_TASK_
The entries below are to be repeated exactly as they stand.

-- Start ROWS --

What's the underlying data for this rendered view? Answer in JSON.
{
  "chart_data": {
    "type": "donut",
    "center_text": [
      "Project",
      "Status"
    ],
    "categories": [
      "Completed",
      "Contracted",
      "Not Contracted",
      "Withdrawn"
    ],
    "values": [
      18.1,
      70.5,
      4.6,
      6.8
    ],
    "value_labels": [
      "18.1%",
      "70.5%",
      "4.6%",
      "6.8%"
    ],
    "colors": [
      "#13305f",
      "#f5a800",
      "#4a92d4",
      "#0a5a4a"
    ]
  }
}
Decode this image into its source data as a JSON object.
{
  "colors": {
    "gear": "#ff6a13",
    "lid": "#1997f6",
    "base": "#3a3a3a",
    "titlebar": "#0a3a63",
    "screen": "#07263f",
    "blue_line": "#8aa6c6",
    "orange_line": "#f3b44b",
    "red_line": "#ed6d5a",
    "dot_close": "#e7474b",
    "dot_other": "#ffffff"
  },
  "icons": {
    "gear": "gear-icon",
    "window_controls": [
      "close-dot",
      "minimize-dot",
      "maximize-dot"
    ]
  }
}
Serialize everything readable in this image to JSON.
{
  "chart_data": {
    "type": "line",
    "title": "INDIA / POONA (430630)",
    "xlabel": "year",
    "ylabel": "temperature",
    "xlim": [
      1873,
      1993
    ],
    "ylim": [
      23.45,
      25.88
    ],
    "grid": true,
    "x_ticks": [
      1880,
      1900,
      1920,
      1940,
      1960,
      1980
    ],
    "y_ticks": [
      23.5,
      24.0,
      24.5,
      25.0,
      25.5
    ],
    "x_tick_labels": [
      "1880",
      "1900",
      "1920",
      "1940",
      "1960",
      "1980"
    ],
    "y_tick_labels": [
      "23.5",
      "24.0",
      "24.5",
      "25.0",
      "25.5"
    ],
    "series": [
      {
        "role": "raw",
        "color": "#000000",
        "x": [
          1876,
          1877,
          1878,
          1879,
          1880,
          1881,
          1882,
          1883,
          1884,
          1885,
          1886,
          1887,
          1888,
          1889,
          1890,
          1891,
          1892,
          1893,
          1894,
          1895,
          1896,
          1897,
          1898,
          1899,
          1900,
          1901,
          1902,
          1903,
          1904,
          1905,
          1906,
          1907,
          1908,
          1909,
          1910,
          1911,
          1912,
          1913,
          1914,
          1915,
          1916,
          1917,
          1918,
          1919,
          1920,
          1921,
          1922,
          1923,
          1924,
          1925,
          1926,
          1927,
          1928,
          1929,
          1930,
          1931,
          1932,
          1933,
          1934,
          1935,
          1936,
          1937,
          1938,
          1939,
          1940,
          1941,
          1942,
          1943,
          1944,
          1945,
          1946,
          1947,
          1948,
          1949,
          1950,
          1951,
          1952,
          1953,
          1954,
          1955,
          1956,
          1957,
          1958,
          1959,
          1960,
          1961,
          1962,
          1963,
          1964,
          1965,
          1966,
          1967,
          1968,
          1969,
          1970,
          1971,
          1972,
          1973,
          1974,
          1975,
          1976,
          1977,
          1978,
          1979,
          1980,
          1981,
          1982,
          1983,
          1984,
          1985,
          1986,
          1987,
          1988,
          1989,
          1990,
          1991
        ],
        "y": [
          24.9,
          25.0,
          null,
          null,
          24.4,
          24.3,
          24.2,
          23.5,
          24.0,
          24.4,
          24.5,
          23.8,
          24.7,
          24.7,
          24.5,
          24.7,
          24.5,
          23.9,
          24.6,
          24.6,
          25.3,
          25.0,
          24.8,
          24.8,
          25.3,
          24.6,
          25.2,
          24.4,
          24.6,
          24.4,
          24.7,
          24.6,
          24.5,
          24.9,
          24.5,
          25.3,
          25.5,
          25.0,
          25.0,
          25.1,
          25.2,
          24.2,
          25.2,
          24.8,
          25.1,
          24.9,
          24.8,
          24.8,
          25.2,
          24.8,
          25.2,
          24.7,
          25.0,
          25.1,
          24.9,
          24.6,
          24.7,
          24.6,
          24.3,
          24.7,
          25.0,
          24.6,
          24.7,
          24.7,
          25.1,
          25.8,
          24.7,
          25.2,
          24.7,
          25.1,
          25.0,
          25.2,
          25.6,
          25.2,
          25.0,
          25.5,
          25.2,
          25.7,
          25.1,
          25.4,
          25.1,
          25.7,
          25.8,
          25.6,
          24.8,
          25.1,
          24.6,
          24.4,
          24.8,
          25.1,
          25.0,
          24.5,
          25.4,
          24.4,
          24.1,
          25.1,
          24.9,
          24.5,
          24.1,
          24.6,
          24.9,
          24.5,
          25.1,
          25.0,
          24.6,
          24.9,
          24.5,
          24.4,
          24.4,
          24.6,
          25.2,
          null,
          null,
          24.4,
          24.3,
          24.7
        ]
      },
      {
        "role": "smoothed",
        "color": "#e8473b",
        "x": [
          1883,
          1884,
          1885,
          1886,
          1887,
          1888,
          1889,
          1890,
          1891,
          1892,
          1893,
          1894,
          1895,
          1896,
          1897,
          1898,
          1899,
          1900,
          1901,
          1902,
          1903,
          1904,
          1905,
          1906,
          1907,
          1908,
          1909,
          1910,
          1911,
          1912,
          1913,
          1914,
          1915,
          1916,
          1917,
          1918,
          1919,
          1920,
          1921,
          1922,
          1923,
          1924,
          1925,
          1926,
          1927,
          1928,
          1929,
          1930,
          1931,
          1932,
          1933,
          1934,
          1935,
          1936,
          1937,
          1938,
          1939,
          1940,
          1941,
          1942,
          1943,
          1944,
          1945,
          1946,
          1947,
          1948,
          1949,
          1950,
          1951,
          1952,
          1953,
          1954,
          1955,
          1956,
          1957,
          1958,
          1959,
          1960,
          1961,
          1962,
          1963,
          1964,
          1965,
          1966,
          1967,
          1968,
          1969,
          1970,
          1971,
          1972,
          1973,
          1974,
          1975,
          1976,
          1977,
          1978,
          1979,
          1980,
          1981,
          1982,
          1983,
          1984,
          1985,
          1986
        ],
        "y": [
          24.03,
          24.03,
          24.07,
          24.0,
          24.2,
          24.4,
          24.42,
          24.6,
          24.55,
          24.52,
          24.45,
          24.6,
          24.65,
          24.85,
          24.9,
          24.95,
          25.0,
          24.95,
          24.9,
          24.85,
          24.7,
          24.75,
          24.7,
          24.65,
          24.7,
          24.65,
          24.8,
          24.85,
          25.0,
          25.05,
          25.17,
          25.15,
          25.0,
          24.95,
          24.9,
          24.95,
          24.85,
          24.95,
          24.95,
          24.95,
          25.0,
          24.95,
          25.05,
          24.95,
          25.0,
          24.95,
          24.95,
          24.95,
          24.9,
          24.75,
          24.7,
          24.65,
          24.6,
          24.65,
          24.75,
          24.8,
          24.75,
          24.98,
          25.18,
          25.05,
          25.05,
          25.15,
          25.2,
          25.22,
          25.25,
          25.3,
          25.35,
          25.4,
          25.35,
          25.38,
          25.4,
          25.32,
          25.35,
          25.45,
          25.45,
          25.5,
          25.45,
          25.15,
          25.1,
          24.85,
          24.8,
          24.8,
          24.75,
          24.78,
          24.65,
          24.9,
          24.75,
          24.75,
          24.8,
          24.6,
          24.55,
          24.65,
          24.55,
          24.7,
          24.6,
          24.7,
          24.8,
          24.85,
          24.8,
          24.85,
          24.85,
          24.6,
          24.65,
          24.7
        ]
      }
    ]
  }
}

-- End ROWS --

_RESPONSE BELOW_
What's the underlying data for this rendered view? Answer in JSON.
{
  "chart_data": {
    "type": "donut",
    "center_text": [
      "Project",
      "Status"
    ],
    "categories": [
      "Completed",
      "Contracted",
      "Not Contracted",
      "Withdrawn"
    ],
    "values": [
      18.1,
      70.5,
      4.6,
      6.8
    ],
    "value_labels": [
      "18.1%",
      "70.5%",
      "4.6%",
      "6.8%"
    ],
    "colors": [
      "#13305f",
      "#f5a800",
      "#4a92d4",
      "#0a5a4a"
    ]
  }
}
Decode this image into its source data as a JSON object.
{
  "colors": {
    "gear": "#ff6a13",
    "lid": "#1997f6",
    "base": "#3a3a3a",
    "titlebar": "#0a3a63",
    "screen": "#07263f",
    "blue_line": "#8aa6c6",
    "orange_line": "#f3b44b",
    "red_line": "#ed6d5a",
    "dot_close": "#e7474b",
    "dot_other": "#ffffff"
  },
  "icons": {
    "gear": "gear-icon",
    "window_controls": [
      "close-dot",
      "minimize-dot",
      "maximize-dot"
    ]
  }
}
Serialize everything readable in this image to JSON.
{
  "chart_data": {
    "type": "line",
    "title": "INDIA / POONA (430630)",
    "xlabel": "year",
    "ylabel": "temperature",
    "xlim": [
      1873,
      1993
    ],
    "ylim": [
      23.45,
      25.88
    ],
    "grid": true,
    "x_ticks": [
      1880,
      1900,
      1920,
      1940,
      1960,
      1980
    ],
    "y_ticks": [
      23.5,
      24.0,
      24.5,
      25.0,
      25.5
    ],
    "x_tick_labels": [
      "1880",
      "1900",
      "1920",
      "1940",
      "1960",
      "1980"
    ],
    "y_tick_labels": [
      "23.5",
      "24.0",
      "24.5",
      "25.0",
      "25.5"
    ],
    "series": [
      {
        "role": "raw",
        "color": "#000000",
        "x": [
          1876,
          1877,
          1878,
          1879,
          1880,
          1881,
          1882,
          1883,
          1884,
          1885,
          1886,
          1887,
          1888,
          1889,
          1890,
          1891,
          1892,
          1893,
          1894,
          1895,
          1896,
          1897,
          1898,
          1899,
          1900,
          1901,
          1902,
          1903,
          1904,
          1905,
          1906,
          1907,
          1908,
          1909,
          1910,
          1911,
          1912,
          1913,
          1914,
          1915,
          1916,
          1917,
          1918,
          1919,
          1920,
          1921,
          1922,
          1923,
          1924,
          1925,
          1926,
          1927,
          1928,
          1929,
          1930,
          1931,
          1932,
          1933,
          1934,
          1935,
          1936,
          1937,
          1938,
          1939,
          1940,
          1941,
          1942,
          1943,
          1944,
          1945,
          1946,
          1947,
          1948,
          1949,
          1950,
          1951,
          1952,
          1953,
          1954,
          1955,
          1956,
          1957,
          1958,
          1959,
          1960,
          1961,
          1962,
          1963,
          1964,
          1965,
          1966,
          1967,
          1968,
          1969,
          1970,
          1971,
          1972,
          1973,
          1974,
          1975,
          1976,
          1977,
          1978,
          1979,
          1980,
          1981,
          1982,
          1983,
          1984,
          1985,
          1986,
          1987,
          1988,
          1989,
          1990,
          1991
        ],
        "y": [
          24.9,
          25.0,
          null,
          null,
          24.4,
          24.3,
          24.2,
          23.5,
          24.0,
          24.4,
          24.5,
          23.8,
          24.7,
          24.7,
          24.5,
          24.7,
          24.5,
          23.9,
          24.6,
          24.6,
          25.3,
          25.0,
          24.8,
          24.8,
          25.3,
          24.6,
          25.2,
          24.4,
          24.6,
          24.4,
          24.7,
          24.6,
          24.5,
          24.9,
          24.5,
          25.3,
          25.5,
          25.0,
          25.0,
          25.1,
          25.2,
          24.2,
          25.2,
          24.8,
          25.1,
          24.9,
          24.8,
          24.8,
          25.2,
          24.8,
          25.2,
          24.7,
          25.0,
          25.1,
          24.9,
          24.6,
          24.7,
          24.6,
          24.3,
          24.7,
          25.0,
          24.6,
          24.7,
          24.7,
          25.1,
          25.8,
          24.7,
          25.2,
          24.7,
          25.1,
          25.0,
          25.2,
          25.6,
          25.2,
          25.0,
          25.5,
          25.2,
          25.7,
          25.1,
          25.4,
          25.1,
          25.7,
          25.8,
          25.6,
          24.8,
          25.1,
          24.6,
          24.4,
          24.8,
          25.1,
          25.0,
          24.5,
          25.4,
          24.4,
          24.1,
          25.1,
          24.9,
          24.5,
          24.1,
          24.6,
          24.9,
          24.5,
          25.1,
          25.0,
          24.6,
          24.9,
          24.5,
          24.4,
          24.4,
          24.6,
          25.2,
          null,
          null,
          24.4,
          24.3,
          24.7
        ]
      },
      {
        "role": "smoothed",
        "color": "#e8473b",
        "x": [
          1883,
          1884,
          1885,
          1886,
          1887,
          1888,
          1889,
          1890,
          1891,
          1892,
          1893,
          1894,
          1895,
          1896,
          1897,
          1898,
          1899,
          1900,
          1901,
          1902,
          1903,
          1904,
          1905,
          1906,
          1907,
          1908,
          1909,
          1910,
          1911,
          1912,
          1913,
          1914,
          1915,
          1916,
          1917,
          1918,
          1919,
          1920,
          1921,
          1922,
          1923,
          1924,
          1925,
          1926,
          1927,
          1928,
          1929,
          1930,
          1931,
          1932,
          1933,
          1934,
          1935,
          1936,
          1937,
          1938,
          1939,
          1940,
          1941,
          1942,
          1943,
          1944,
          1945,
          1946,
          1947,
          1948,
          1949,
          1950,
          1951,
          1952,
          1953,
          1954,
          1955,
          1956,
          1957,
          1958,
          1959,
          1960,
          1961,
          1962,
          1963,
          1964,
          1965,
          1966,
          1967,
          1968,
          1969,
          1970,
          1971,
          1972,
          1973,
          1974,
          1975,
          1976,
          1977,
          1978,
          1979,
          1980,
          1981,
          1982,
          1983,
          1984,
          1985,
          1986
        ],
        "y": [
          24.03,
          24.03,
          24.07,
          24.0,
          24.2,
          24.4,
          24.42,
          24.6,
          24.55,
          24.52,
          24.45,
          24.6,
          24.65,
          24.85,
          24.9,
          24.95,
          25.0,
          24.95,
          24.9,
          24.85,
          24.7,
          24.75,
          24.7,
          24.65,
          24.7,
          24.65,
          24.8,
          24.85,
          25.0,
          25.05,
          25.17,
          25.15,
          25.0,
          24.95,
          24.9,
          24.95,
          24.85,
          24.95,
          24.95,
          24.95,
          25.0,
          24.95,
          25.05,
          24.95,
          25.0,
          24.95,
          24.95,
          24.95,
          24.9,
          24.75,
          24.7,
          24.65,
          24.6,
          24.65,
          24.75,
          24.8,
          24.75,
          24.98,
          25.18,
          25.05,
          25.05,
          25.15,
          25.2,
          25.22,
          25.25,
          25.3,
          25.35,
          25.4,
          25.35,
          25.38,
          25.4,
          25.32,
          25.35,
          25.45,
          25.45,
          25.5,
          25.45,
          25.15,
          25.1,
          24.85,
          24.8,
          24.8,
          24.75,
          24.78,
          24.65,
          24.9,
          24.75,
          24.75,
          24.8,
          24.6,
          24.55,
          24.65,
          24.55,
          24.7,
          24.6,
          24.7,
          24.8,
          24.85,
          24.8,
          24.85,
          24.85,
          24.6,
          24.65,
          24.7
        ]
      }
    ]
  }
}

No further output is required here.